◆ EXERCISE DETAILS ◆
Write the records out again, keeping each line exactly as it is.

◆ EXERCISE MATERIALS ◆
==========
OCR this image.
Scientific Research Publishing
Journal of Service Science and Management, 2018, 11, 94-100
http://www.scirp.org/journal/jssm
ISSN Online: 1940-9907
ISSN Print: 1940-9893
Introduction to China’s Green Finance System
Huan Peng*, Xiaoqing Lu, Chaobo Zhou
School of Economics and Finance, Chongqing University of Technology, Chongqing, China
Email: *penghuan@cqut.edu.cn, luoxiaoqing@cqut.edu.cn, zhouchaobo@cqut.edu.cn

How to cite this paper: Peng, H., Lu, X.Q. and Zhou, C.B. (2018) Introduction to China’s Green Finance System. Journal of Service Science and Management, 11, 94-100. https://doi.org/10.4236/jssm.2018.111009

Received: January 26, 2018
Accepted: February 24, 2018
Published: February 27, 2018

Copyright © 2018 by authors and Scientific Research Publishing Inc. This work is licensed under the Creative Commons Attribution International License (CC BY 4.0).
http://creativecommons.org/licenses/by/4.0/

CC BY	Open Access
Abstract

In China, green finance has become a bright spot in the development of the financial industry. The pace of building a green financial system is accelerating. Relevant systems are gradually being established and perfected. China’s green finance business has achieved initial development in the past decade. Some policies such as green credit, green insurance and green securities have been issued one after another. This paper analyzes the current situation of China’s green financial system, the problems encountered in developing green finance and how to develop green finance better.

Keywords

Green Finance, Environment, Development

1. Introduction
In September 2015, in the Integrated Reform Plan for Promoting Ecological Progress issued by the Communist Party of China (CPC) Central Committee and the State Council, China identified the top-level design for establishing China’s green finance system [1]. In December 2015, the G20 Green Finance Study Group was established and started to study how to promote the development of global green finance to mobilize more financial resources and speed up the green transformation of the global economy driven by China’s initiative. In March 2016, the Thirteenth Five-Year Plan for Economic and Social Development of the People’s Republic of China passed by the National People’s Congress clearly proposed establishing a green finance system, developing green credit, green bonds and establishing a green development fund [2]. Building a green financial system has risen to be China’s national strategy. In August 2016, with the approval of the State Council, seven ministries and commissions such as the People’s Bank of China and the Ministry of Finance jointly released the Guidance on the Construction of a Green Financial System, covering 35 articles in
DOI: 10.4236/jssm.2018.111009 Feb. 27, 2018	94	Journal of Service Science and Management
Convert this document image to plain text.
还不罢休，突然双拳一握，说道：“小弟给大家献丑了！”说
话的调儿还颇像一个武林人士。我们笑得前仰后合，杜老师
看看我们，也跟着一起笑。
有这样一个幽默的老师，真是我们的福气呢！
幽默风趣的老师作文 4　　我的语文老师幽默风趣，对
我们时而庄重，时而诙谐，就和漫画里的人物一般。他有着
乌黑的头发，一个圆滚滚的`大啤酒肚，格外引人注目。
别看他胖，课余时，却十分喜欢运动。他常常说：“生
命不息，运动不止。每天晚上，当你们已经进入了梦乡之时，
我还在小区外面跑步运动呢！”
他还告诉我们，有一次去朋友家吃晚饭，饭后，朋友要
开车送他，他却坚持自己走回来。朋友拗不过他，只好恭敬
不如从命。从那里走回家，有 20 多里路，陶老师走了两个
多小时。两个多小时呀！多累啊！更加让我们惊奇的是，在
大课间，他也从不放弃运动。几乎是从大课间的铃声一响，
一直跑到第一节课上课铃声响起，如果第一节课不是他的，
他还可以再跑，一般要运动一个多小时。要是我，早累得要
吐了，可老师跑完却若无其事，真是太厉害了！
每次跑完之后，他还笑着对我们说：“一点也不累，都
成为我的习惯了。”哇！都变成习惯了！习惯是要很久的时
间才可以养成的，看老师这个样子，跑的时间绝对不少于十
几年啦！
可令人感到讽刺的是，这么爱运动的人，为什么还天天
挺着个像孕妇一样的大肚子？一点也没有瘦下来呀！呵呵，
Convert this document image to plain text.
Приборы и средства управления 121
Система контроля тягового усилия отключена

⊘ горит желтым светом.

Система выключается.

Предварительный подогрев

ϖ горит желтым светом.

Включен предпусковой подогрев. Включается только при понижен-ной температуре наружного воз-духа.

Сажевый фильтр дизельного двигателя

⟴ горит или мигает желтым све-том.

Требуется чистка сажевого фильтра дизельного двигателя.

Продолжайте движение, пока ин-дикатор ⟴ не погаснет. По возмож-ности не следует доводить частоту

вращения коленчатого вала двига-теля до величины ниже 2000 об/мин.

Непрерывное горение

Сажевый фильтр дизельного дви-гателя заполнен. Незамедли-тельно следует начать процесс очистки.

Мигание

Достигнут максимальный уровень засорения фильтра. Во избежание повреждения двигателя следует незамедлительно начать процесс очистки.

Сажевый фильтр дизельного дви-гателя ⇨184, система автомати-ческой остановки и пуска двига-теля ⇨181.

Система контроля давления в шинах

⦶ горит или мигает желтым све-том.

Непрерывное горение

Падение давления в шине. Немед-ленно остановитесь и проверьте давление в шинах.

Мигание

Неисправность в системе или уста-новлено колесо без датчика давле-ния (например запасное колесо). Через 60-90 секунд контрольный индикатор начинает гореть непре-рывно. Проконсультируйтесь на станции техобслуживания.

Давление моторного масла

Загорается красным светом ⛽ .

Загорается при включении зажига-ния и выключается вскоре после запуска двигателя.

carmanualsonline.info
==========
◆ THE RESPONSE ◆
OCR this image.
Scientific Research Publishing
Journal of Service Science and Management, 2018, 11, 94-100
http://www.scirp.org/journal/jssm
ISSN Online: 1940-9907
ISSN Print: 1940-9893
Introduction to China’s Green Finance System
Huan Peng*, Xiaoqing Lu, Chaobo Zhou
School of Economics and Finance, Chongqing University of Technology, Chongqing, China
Email: *penghuan@cqut.edu.cn, luoxiaoqing@cqut.edu.cn, zhouchaobo@cqut.edu.cn

How to cite this paper: Peng, H., Lu, X.Q. and Zhou, C.B. (2018) Introduction to China’s Green Finance System. Journal of Service Science and Management, 11, 94-100. https://doi.org/10.4236/jssm.2018.111009

Received: January 26, 2018
Accepted: February 24, 2018
Published: February 27, 2018

Copyright © 2018 by authors and Scientific Research Publishing Inc. This work is licensed under the Creative Commons Attribution International License (CC BY 4.0).
http://creativecommons.org/licenses/by/4.0/

CC BY	Open Access
Abstract

In China, green finance has become a bright spot in the development of the financial industry. The pace of building a green financial system is accelerating. Relevant systems are gradually being established and perfected. China’s green finance business has achieved initial development in the past decade. Some policies such as green credit, green insurance and green securities have been issued one after another. This paper analyzes the current situation of China’s green financial system, the problems encountered in developing green finance and how to develop green finance better.

Keywords

Green Finance, Environment, Development

1. Introduction
In September 2015, in the Integrated Reform Plan for Promoting Ecological Progress issued by the Communist Party of China (CPC) Central Committee and the State Council, China identified the top-level design for establishing China’s green finance system [1]. In December 2015, the G20 Green Finance Study Group was established and started to study how to promote the development of global green finance to mobilize more financial resources and speed up the green transformation of the global economy driven by China’s initiative. In March 2016, the Thirteenth Five-Year Plan for Economic and Social Development of the People’s Republic of China passed by the National People’s Congress clearly proposed establishing a green finance system, developing green credit, green bonds and establishing a green development fund [2]. Building a green financial system has risen to be China’s national strategy. In August 2016, with the approval of the State Council, seven ministries and commissions such as the People’s Bank of China and the Ministry of Finance jointly released the Guidance on the Construction of a Green Financial System, covering 35 articles in
DOI: 10.4236/jssm.2018.111009 Feb. 27, 2018	94	Journal of Service Science and Management
Convert this document image to plain text.
还不罢休，突然双拳一握，说道：“小弟给大家献丑了！”说
话的调儿还颇像一个武林人士。我们笑得前仰后合，杜老师
看看我们，也跟着一起笑。
有这样一个幽默的老师，真是我们的福气呢！
幽默风趣的老师作文 4　　我的语文老师幽默风趣，对
我们时而庄重，时而诙谐，就和漫画里的人物一般。他有着
乌黑的头发，一个圆滚滚的`大啤酒肚，格外引人注目。
别看他胖，课余时，却十分喜欢运动。他常常说：“生
命不息，运动不止。每天晚上，当你们已经进入了梦乡之时，
我还在小区外面跑步运动呢！”
他还告诉我们，有一次去朋友家吃晚饭，饭后，朋友要
开车送他，他却坚持自己走回来。朋友拗不过他，只好恭敬
不如从命。从那里走回家，有 20 多里路，陶老师走了两个
多小时。两个多小时呀！多累啊！更加让我们惊奇的是，在
大课间，他也从不放弃运动。几乎是从大课间的铃声一响，
一直跑到第一节课上课铃声响起，如果第一节课不是他的，
他还可以再跑，一般要运动一个多小时。要是我，早累得要
吐了，可老师跑完却若无其事，真是太厉害了！
每次跑完之后，他还笑着对我们说：“一点也不累，都
成为我的习惯了。”哇！都变成习惯了！习惯是要很久的时
间才可以养成的，看老师这个样子，跑的时间绝对不少于十
几年啦！
可令人感到讽刺的是，这么爱运动的人，为什么还天天
挺着个像孕妇一样的大肚子？一点也没有瘦下来呀！呵呵，
Convert this document image to plain text.
Приборы и средства управления 121
Система контроля тягового усилия отключена

⊘ горит желтым светом.

Система выключается.

Предварительный подогрев

ϖ горит желтым светом.

Включен предпусковой подогрев. Включается только при понижен-ной температуре наружного воз-духа.

Сажевый фильтр дизельного двигателя

⟴ горит или мигает желтым све-том.

Требуется чистка сажевого фильтра дизельного двигателя.

Продолжайте движение, пока ин-дикатор ⟴ не погаснет. По возмож-ности не следует доводить частоту

вращения коленчатого вала двига-теля до величины ниже 2000 об/мин.

Непрерывное горение

Сажевый фильтр дизельного дви-гателя заполнен. Незамедли-тельно следует начать процесс очистки.

Мигание

Достигнут максимальный уровень засорения фильтра. Во избежание повреждения двигателя следует незамедлительно начать процесс очистки.

Сажевый фильтр дизельного дви-гателя ⇨184, система автомати-ческой остановки и пуска двига-теля ⇨181.

Система контроля давления в шинах

⦶ горит или мигает желтым све-том.

Непрерывное горение

Падение давления в шине. Немед-ленно остановитесь и проверьте давление в шинах.

Мигание

Неисправность в системе или уста-новлено колесо без датчика давле-ния (например запасное колесо). Через 60-90 секунд контрольный индикатор начинает гореть непре-рывно. Проконсультируйтесь на станции техобслуживания.

Давление моторного масла

Загорается красным светом ⛽ .

Загорается при включении зажига-ния и выключается вскоре после запуска двигателя.

carmanualsonline.info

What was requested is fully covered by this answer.